┌─ Records shown
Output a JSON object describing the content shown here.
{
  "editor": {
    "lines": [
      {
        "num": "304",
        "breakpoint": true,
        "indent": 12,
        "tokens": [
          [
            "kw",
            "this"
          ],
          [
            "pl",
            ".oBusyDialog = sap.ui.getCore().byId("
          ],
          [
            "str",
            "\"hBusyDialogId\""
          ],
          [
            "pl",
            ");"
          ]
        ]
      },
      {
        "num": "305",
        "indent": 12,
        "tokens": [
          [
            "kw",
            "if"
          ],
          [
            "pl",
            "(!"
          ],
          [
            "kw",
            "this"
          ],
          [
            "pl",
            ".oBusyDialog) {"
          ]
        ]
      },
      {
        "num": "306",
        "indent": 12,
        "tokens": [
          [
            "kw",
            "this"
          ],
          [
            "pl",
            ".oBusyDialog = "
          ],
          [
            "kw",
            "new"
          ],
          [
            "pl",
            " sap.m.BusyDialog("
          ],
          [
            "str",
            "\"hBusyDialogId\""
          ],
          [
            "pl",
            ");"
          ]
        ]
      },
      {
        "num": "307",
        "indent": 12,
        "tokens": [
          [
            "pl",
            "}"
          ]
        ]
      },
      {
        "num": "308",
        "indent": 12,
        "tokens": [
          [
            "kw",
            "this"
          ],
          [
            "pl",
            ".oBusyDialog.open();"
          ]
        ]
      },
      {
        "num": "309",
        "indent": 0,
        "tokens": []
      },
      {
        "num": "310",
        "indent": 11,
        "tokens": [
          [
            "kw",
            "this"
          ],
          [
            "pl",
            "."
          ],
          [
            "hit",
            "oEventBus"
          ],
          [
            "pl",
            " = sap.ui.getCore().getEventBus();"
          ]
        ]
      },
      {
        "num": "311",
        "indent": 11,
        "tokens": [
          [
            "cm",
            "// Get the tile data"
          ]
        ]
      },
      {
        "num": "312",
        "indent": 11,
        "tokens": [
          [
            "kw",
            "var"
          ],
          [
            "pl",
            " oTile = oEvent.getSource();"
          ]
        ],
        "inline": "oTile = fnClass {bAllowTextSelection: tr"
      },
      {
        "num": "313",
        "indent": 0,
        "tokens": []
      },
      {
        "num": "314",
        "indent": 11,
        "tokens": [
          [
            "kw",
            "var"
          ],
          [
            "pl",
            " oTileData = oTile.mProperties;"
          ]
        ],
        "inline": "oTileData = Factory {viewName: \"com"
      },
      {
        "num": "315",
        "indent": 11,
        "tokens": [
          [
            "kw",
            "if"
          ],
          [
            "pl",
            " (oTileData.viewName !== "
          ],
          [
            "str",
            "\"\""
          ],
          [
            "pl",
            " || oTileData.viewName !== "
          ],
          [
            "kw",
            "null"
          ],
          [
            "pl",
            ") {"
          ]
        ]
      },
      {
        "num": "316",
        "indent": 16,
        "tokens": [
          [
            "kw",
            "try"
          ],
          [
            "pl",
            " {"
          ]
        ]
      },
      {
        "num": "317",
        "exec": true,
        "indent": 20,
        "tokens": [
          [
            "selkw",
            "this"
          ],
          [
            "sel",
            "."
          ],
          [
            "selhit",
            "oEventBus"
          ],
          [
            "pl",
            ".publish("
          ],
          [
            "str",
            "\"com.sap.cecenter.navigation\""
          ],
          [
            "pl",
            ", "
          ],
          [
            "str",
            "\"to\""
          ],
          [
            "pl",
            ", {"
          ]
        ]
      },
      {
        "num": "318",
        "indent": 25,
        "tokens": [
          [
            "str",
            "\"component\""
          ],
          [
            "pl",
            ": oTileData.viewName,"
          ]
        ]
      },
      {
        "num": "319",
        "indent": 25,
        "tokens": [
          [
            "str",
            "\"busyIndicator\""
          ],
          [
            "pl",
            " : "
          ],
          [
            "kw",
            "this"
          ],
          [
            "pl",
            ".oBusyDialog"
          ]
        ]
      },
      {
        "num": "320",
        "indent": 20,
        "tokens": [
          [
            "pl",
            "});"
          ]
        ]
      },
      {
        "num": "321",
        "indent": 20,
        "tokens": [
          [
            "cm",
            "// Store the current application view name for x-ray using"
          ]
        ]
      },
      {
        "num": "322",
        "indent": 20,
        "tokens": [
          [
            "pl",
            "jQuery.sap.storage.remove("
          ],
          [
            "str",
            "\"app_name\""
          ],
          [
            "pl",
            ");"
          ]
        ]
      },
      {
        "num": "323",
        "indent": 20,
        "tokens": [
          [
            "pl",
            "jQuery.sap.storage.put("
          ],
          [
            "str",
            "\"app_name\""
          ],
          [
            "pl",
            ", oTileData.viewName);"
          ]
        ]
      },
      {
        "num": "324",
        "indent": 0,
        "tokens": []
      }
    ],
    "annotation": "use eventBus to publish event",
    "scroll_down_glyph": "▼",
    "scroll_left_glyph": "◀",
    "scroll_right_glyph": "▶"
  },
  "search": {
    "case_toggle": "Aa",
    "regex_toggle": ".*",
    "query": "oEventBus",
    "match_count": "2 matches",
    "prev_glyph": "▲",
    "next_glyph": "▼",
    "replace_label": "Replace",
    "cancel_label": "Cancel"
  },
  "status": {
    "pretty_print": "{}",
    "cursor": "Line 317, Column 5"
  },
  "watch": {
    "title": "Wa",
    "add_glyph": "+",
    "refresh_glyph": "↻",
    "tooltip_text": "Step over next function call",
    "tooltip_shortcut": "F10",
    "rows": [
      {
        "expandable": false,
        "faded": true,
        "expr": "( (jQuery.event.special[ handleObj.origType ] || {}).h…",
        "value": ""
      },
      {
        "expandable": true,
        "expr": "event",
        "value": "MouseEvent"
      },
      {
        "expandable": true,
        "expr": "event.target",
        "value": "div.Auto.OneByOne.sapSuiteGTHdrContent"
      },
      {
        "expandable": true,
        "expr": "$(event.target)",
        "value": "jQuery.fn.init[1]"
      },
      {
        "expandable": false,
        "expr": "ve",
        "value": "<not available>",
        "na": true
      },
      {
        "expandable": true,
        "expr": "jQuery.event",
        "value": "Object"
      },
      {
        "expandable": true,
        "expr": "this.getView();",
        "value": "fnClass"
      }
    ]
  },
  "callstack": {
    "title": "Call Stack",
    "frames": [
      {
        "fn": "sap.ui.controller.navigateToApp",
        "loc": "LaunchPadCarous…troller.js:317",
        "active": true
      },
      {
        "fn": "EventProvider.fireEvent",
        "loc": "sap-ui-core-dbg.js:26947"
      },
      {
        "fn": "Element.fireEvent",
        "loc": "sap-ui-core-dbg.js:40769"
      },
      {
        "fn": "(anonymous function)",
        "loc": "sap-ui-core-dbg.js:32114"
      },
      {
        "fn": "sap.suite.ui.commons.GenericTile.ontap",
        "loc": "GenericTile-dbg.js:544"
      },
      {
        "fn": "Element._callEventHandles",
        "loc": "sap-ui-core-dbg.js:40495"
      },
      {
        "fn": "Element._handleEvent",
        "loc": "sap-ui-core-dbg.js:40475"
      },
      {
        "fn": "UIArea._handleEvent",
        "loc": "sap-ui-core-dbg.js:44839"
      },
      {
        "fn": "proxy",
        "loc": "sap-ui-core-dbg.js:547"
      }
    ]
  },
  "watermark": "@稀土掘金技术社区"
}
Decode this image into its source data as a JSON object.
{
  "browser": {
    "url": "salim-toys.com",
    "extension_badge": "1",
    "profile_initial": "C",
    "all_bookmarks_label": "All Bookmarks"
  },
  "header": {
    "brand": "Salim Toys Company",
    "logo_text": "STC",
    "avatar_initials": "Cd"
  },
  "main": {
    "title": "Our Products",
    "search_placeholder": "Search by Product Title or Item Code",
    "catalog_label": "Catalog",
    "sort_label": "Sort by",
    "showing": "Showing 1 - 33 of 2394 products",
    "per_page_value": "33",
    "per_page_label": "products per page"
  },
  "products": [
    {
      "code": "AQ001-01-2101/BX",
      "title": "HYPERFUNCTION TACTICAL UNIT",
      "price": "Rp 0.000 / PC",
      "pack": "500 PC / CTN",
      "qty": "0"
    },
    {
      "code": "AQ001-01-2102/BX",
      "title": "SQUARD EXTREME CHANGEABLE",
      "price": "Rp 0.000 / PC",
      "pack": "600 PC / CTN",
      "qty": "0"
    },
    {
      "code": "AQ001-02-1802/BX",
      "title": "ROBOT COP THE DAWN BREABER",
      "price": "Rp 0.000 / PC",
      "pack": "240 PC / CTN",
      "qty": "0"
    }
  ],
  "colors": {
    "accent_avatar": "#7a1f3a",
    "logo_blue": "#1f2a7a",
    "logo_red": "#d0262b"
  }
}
└─
__Exercise__: Write out only what runs from the line holding "Decode this image" through the last line of the records, exactly as shown.

__Expected output__:
Decode this image into its source data as a JSON object.
{
  "browser": {
    "url": "salim-toys.com",
    "extension_badge": "1",
    "profile_initial": "C",
    "all_bookmarks_label": "All Bookmarks"
  },
  "header": {
    "brand": "Salim Toys Company",
    "logo_text": "STC",
    "avatar_initials": "Cd"
  },
  "main": {
    "title": "Our Products",
    "search_placeholder": "Search by Product Title or Item Code",
    "catalog_label": "Catalog",
    "sort_label": "Sort by",
    "showing": "Showing 1 - 33 of 2394 products",
    "per_page_value": "33",
    "per_page_label": "products per page"
  },
  "products": [
    {
      "code": "AQ001-01-2101/BX",
      "title": "HYPERFUNCTION TACTICAL UNIT",
      "price": "Rp 0.000 / PC",
      "pack": "500 PC / CTN",
      "qty": "0"
    },
    {
      "code": "AQ001-01-2102/BX",
      "title": "SQUARD EXTREME CHANGEABLE",
      "price": "Rp 0.000 / PC",
      "pack": "600 PC / CTN",
      "qty": "0"
    },
    {
      "code": "AQ001-02-1802/BX",
      "title": "ROBOT COP THE DAWN BREABER",
      "price": "Rp 0.000 / PC",
      "pack": "240 PC / CTN",
      "qty": "0"
    }
  ],
  "colors": {
    "accent_avatar": "#7a1f3a",
    "logo_blue": "#1f2a7a",
    "logo_red": "#d0262b"
  }
}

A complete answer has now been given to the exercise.